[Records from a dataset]
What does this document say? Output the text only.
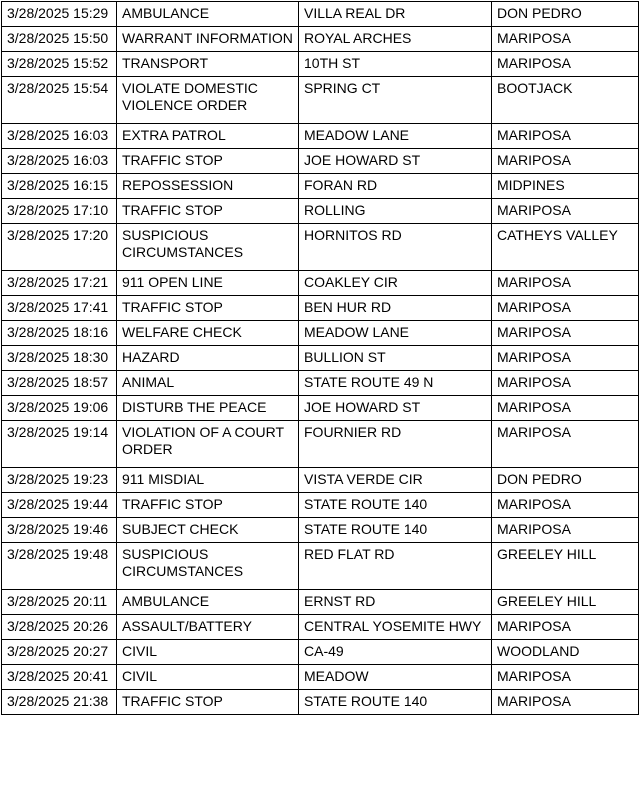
3/28/2025 15:29	AMBULANCE	VILLA REAL DR	DON PEDRO
3/28/2025 15:50	WARRANT INFORMATION	ROYAL ARCHES	MARIPOSA
3/28/2025 15:52	TRANSPORT	10TH ST	MARIPOSA
3/28/2025 15:54	VIOLATE DOMESTIC VIOLENCE ORDER	SPRING CT	BOOTJACK
3/28/2025 16:03	EXTRA PATROL	MEADOW LANE	MARIPOSA
3/28/2025 16:03	TRAFFIC STOP	JOE HOWARD ST	MARIPOSA
3/28/2025 16:15	REPOSSESSION	FORAN RD	MIDPINES
3/28/2025 17:10	TRAFFIC STOP	ROLLING	MARIPOSA
3/28/2025 17:20	SUSPICIOUS CIRCUMSTANCES	HORNITOS RD	CATHEYS VALLEY
3/28/2025 17:21	911 OPEN LINE	COAKLEY CIR	MARIPOSA
3/28/2025 17:41	TRAFFIC STOP	BEN HUR RD	MARIPOSA
3/28/2025 18:16	WELFARE CHECK	MEADOW LANE	MARIPOSA
3/28/2025 18:30	HAZARD	BULLION ST	MARIPOSA
3/28/2025 18:57	ANIMAL	STATE ROUTE 49 N	MARIPOSA
3/28/2025 19:06	DISTURB THE PEACE	JOE HOWARD ST	MARIPOSA
3/28/2025 19:14	VIOLATION OF A COURT ORDER	FOURNIER RD	MARIPOSA
3/28/2025 19:23	911 MISDIAL	VISTA VERDE CIR	DON PEDRO
3/28/2025 19:44	TRAFFIC STOP	STATE ROUTE 140	MARIPOSA
3/28/2025 19:46	SUBJECT CHECK	STATE ROUTE 140	MARIPOSA
3/28/2025 19:48	SUSPICIOUS CIRCUMSTANCES	RED FLAT RD	GREELEY HILL
3/28/2025 20:11	AMBULANCE	ERNST RD	GREELEY HILL
3/28/2025 20:26	ASSAULT/BATTERY	CENTRAL YOSEMITE HWY	MARIPOSA
3/28/2025 20:27	CIVIL	CA-49	WOODLAND
3/28/2025 20:41	CIVIL	MEADOW	MARIPOSA
3/28/2025 21:38	TRAFFIC STOP	STATE ROUTE 140	MARIPOSA
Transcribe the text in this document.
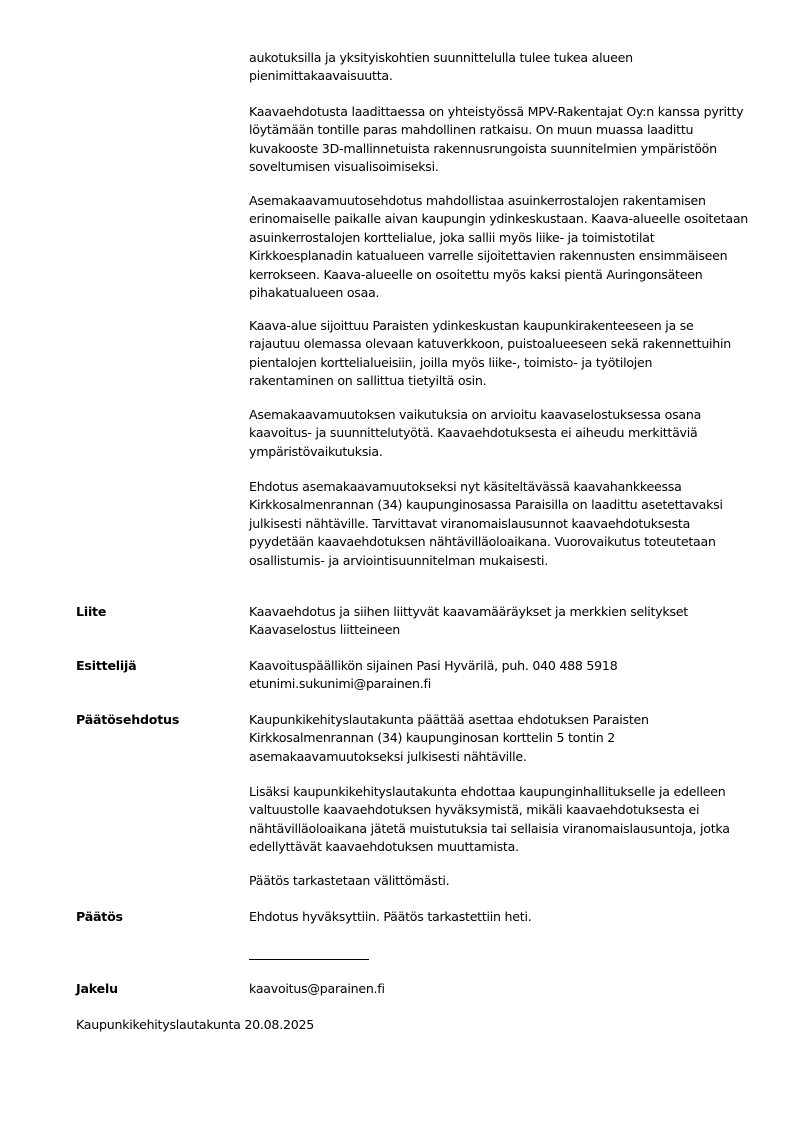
aukotuksilla ja yksityiskohtien suunnittelulla tulee tukea alueen
pienimittakaavaisuutta.

Kaavaehdotusta laadittaessa on yhteistyössä MPV-Rakentajat Oy:n kanssa pyritty
löytämään tontille paras mahdollinen ratkaisu. On muun muassa laadittu
kuvakooste 3D-mallinnetuista rakennusrungoista suunnitelmien ympäristöön
soveltumisen visualisoimiseksi.

Asemakaavamuutosehdotus mahdollistaa asuinkerrostalojen rakentamisen
erinomaiselle paikalle aivan kaupungin ydinkeskustaan. Kaava-alueelle osoitetaan
asuinkerrostalojen korttelialue, joka sallii myös liike- ja toimistotilat
Kirkkoesplanadin katualueen varrelle sijoitettavien rakennusten ensimmäiseen
kerrokseen. Kaava-alueelle on osoitettu myös kaksi pientä Auringonsäteen
pihakatualueen osaa.

Kaava-alue sijoittuu Paraisten ydinkeskustan kaupunkirakenteeseen ja se
rajautuu olemassa olevaan katuverkkoon, puistoalueeseen sekä rakennettuihin
pientalojen korttelialueisiin, joilla myös liike-, toimisto- ja työtilojen
rakentaminen on sallittua tietyiltä osin.

Asemakaavamuutoksen vaikutuksia on arvioitu kaavaselostuksessa osana
kaavoitus- ja suunnittelutyötä. Kaavaehdotuksesta ei aiheudu merkittäviä
ympäristövaikutuksia.

Ehdotus asemakaavamuutokseksi nyt käsiteltävässä kaavahankkeessa
Kirkkosalmenrannan (34) kaupunginosassa Paraisilla on laadittu asetettavaksi
julkisesti nähtäville. Tarvittavat viranomaislausunnot kaavaehdotuksesta
pyydetään kaavaehdotuksen nähtävilläoloaikana. Vuorovaikutus toteutetaan
osallistumis- ja arviointisuunnitelman mukaisesti.

Liite	Kaavaehdotus ja siihen liittyvät kaavamääräykset ja merkkien selitykset
Kaavaselostus liitteineen

Esittelijä	Kaavoituspäällikön sijainen Pasi Hyvärilä, puh. 040 488 5918
etunimi.sukunimi@parainen.fi

Päätösehdotus	Kaupunkikehityslautakunta päättää asettaa ehdotuksen Paraisten
Kirkkosalmenrannan (34) kaupunginosan korttelin 5 tontin 2
asemakaavamuutokseksi julkisesti nähtäville.

Lisäksi kaupunkikehityslautakunta ehdottaa kaupunginhallitukselle ja edelleen
valtuustolle kaavaehdotuksen hyväksymistä, mikäli kaavaehdotuksesta ei
nähtävilläoloaikana jätetä muistutuksia tai sellaisia viranomaislausuntoja, jotka
edellyttävät kaavaehdotuksen muuttamista.

Päätös tarkastetaan välittömästi.

Päätös	Ehdotus hyväksyttiin. Päätös tarkastettiin heti.

Jakelu	kaavoitus@parainen.fi

Kaupunkikehityslautakunta 20.08.2025
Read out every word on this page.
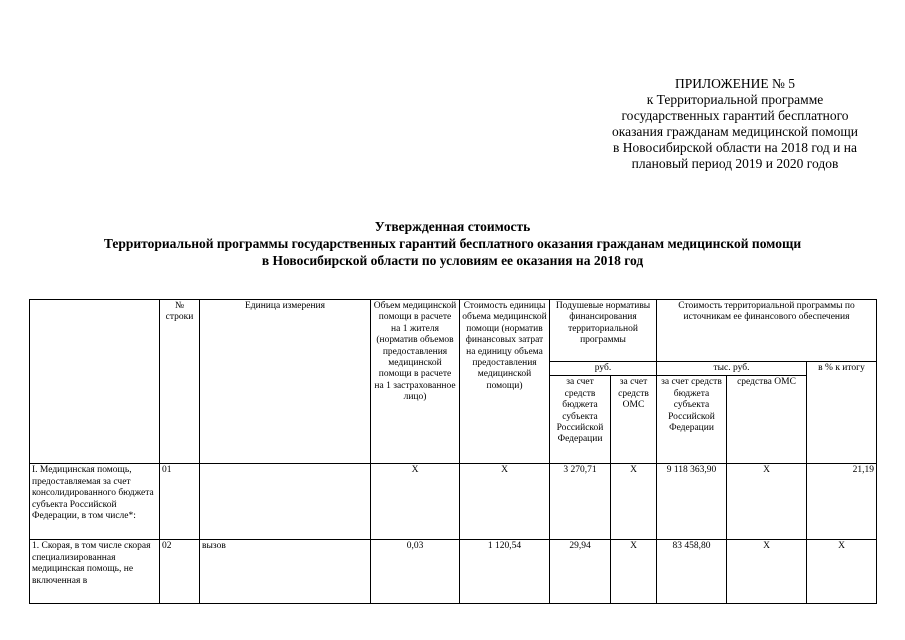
ПРИЛОЖЕНИЕ № 5
к Территориальной программе
государственных гарантий бесплатного
оказания гражданам медицинской помощи
в Новосибирской области на 2018 год и на
плановый период 2019 и 2020 годов
Утвержденная стоимость
Территориальной программы государственных гарантий бесплатного оказания гражданам медицинской помощи
в Новосибирской области по условиям ее оказания на 2018 год
	№ строки	Единица измерения	Объем медицинской помощи в расчете на 1 жителя (норматив объемов предоставления медицинской помощи в расчете на 1 застрахованное лицо)	Стоимость единицы объема медицинской помощи (норматив финансовых затрат на единицу объема предоставления медицинской помощи)	Подушевые нормативы финансирования территориальной программы		Стоимость территориальной программы по источникам ее финансового обеспечения		
					руб.		тыс. руб.		в % к итогу
					за счет средств бюджета субъекта Российской Федерации	за счет средств ОМС	за счет средств бюджета субъекта Российской Федерации	средства ОМС	
I. Медицинская помощь, предоставляемая за счет консолидированного бюджета субъекта Российской Федерации, в том числе*:	01		X	X	3 270,71	X	9 118 363,90	X	21,19
1. Скорая, в том числе скорая специализированная медицинская помощь, не включенная в	02	вызов	0,03	1 120,54	29,94	X	83 458,80	X	X
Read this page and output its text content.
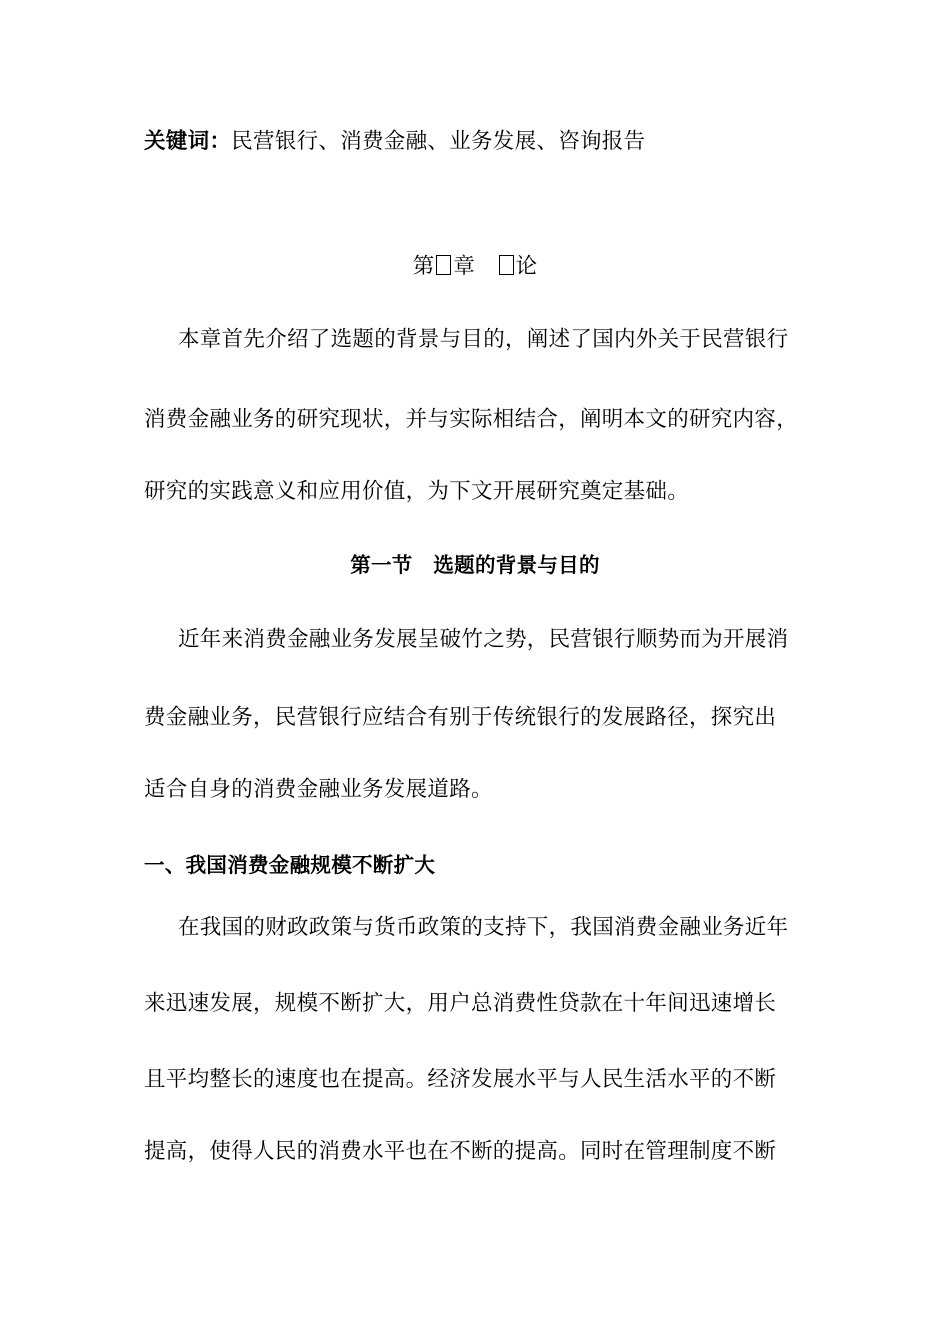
关键词：民营银行、消费金融、业务发展、咨询报告
第 章 论
本章首先介绍了选题的背景与目的，阐述了国内外关于民营银行
消费金融业务的研究现状，并与实际相结合，阐明本文的研究内容，
研究的实践意义和应用价值，为下文开展研究奠定基础。
第一节　选题的背景与目的
近年来消费金融业务发展呈破竹之势，民营银行顺势而为开展消
费金融业务，民营银行应结合有别于传统银行的发展路径，探究出
适合自身的消费金融业务发展道路。
一、我国消费金融规模不断扩大
在我国的财政政策与货币政策的支持下，我国消费金融业务近年
来迅速发展，规模不断扩大，用户总消费性贷款在十年间迅速增长
且平均整长的速度也在提高。经济发展水平与人民生活水平的不断
提高，使得人民的消费水平也在不断的提高。同时在管理制度不断
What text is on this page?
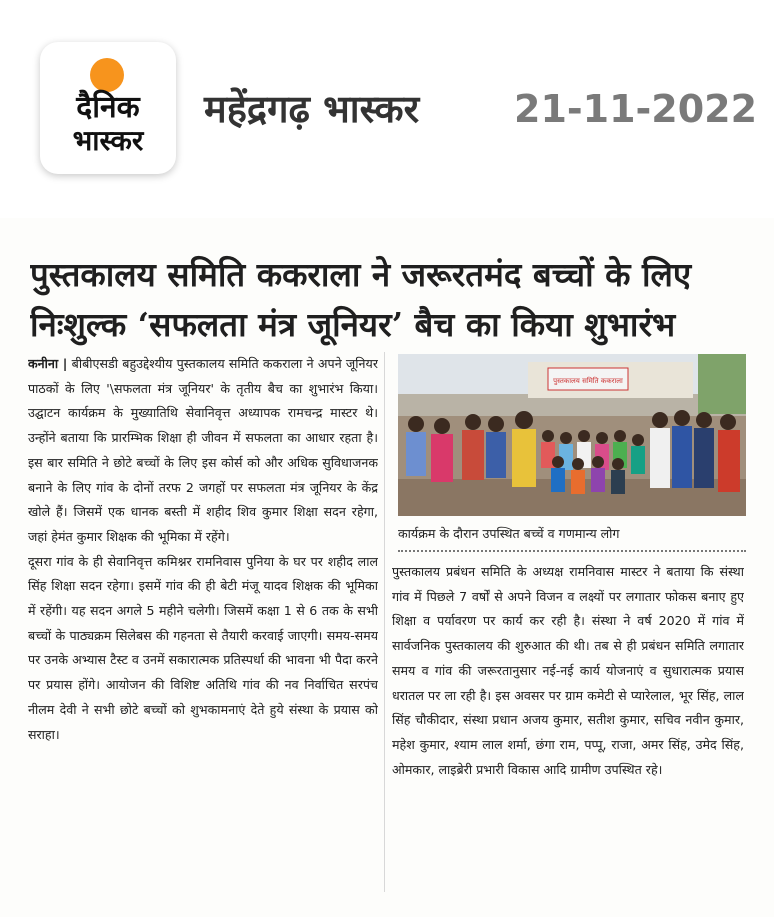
दैनिक
भास्कर
महेंद्रगढ़ भास्कर 21-11-2022
पुस्तकालय समिति ककराला ने जरूरतमंद बच्चों के लिए
निःशुल्क ‘सफलता मंत्र जूनियर’ बैच का किया शुभारंभ

कनीना | बीबीएसडी बहुउद्देश्यीय पुस्तकालय समिति ककराला ने अपने जूनियर पाठकों के लिए '\सफलता मंत्र जूनियर' के तृतीय बैच का शुभारंभ किया। उद्घाटन कार्यक्रम के मुख्यातिथि सेवानिवृत्त अध्यापक रामचन्द्र मास्टर थे। उन्होंने बताया कि प्रारम्भिक शिक्षा ही जीवन में सफलता का आधार रहता है। इस बार समिति ने छोटे बच्चों के लिए इस कोर्स को और अधिक सुविधाजनक बनाने के लिए गांव के दोनों तरफ 2 जगहों पर सफलता मंत्र जूनियर के केंद्र खोले हैं। जिसमें एक धानक बस्ती में शहीद शिव कुमार शिक्षा सदन रहेगा, जहां हेमंत कुमार शिक्षक की भूमिका में रहेंगे।

दूसरा गांव के ही सेवानिवृत्त कमिश्नर रामनिवास पुनिया के घर पर शहीद लाल सिंह शिक्षा सदन रहेगा। इसमें गांव की ही बेटी मंजू यादव शिक्षक की भूमिका में रहेंगी। यह सदन अगले 5 महीने चलेगी। जिसमें कक्षा 1 से 6 तक के सभी बच्चों के पाठ्यक्रम सिलेबस की गहनता से तैयारी करवाई जाएगी। समय-समय पर उनके अभ्यास टैस्ट व उनमें सकारात्मक प्रतिस्पर्धा की भावना भी पैदा करने पर प्रयास होंगे। आयोजन की विशिष्ट अतिथि गांव की नव निर्वाचित सरपंच नीलम देवी ने सभी छोटे बच्चों को शुभकामनाएं देते हुये संस्था के प्रयास को सराहा।

पुस्तकालय समिति ककराला
कार्यक्रम के दौरान उपस्थित बच्चें व गणमान्य लोग

पुस्तकालय प्रबंधन समिति के अध्यक्ष रामनिवास मास्टर ने बताया कि संस्था गांव में पिछले 7 वर्षों से अपने विजन व लक्ष्यों पर लगातार फोकस बनाए हुए शिक्षा व पर्यावरण पर कार्य कर रही है। संस्था ने वर्ष 2020 में गांव में सार्वजनिक पुस्तकालय की शुरुआत की थी। तब से ही प्रबंधन समिति लगातार समय व गांव की जरूरतानुसार नई-नई कार्य योजनाएं व सुधारात्मक प्रयास धरातल पर ला रही है। इस अवसर पर ग्राम कमेटी से प्यारेलाल, भूर सिंह, लाल सिंह चौकीदार, संस्था प्रधान अजय कुमार, सतीश कुमार, सचिव नवीन कुमार, महेश कुमार, श्याम लाल शर्मा, छंगा राम, पप्पू, राजा, अमर सिंह, उमेद सिंह, ओमकार, लाइब्रेरी प्रभारी विकास आदि ग्रामीण उपस्थित रहे।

Work to complete
Give the number of lines in the entries that include the string "liike", and nothing more.

Solved problem
2